Extracts from a graphics dataset
+ + + +

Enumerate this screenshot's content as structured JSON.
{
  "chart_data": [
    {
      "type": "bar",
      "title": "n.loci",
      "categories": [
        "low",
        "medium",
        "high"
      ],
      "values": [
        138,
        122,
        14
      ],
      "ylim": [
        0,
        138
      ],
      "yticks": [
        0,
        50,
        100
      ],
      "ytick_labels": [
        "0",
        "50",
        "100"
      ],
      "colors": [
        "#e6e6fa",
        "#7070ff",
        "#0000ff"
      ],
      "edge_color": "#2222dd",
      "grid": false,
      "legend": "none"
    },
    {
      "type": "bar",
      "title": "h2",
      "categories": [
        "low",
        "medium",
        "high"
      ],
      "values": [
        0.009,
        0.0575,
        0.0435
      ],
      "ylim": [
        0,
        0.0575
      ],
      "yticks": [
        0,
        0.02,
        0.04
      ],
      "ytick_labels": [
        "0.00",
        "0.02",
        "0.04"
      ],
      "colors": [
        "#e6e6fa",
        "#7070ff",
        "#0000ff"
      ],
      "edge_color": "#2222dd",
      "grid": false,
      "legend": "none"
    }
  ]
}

+ + + +

#### Exercise requirements
Transcribe every entry exactly, omitting nothing.

#### Solution to this task
Enumerate this screenshot's content as structured JSON.
{
  "chart_data": [
    {
      "type": "bar",
      "title": "n.loci",
      "categories": [
        "low",
        "medium",
        "high"
      ],
      "values": [
        138,
        122,
        14
      ],
      "ylim": [
        0,
        138
      ],
      "yticks": [
        0,
        50,
        100
      ],
      "ytick_labels": [
        "0",
        "50",
        "100"
      ],
      "colors": [
        "#e6e6fa",
        "#7070ff",
        "#0000ff"
      ],
      "edge_color": "#2222dd",
      "grid": false,
      "legend": "none"
    },
    {
      "type": "bar",
      "title": "h2",
      "categories": [
        "low",
        "medium",
        "high"
      ],
      "values": [
        0.009,
        0.0575,
        0.0435
      ],
      "ylim": [
        0,
        0.0575
      ],
      "yticks": [
        0,
        0.02,
        0.04
      ],
      "ytick_labels": [
        "0.00",
        "0.02",
        "0.04"
      ],
      "colors": [
        "#e6e6fa",
        "#7070ff",
        "#0000ff"
      ],
      "edge_color": "#2222dd",
      "grid": false,
      "legend": "none"
    }
  ]
}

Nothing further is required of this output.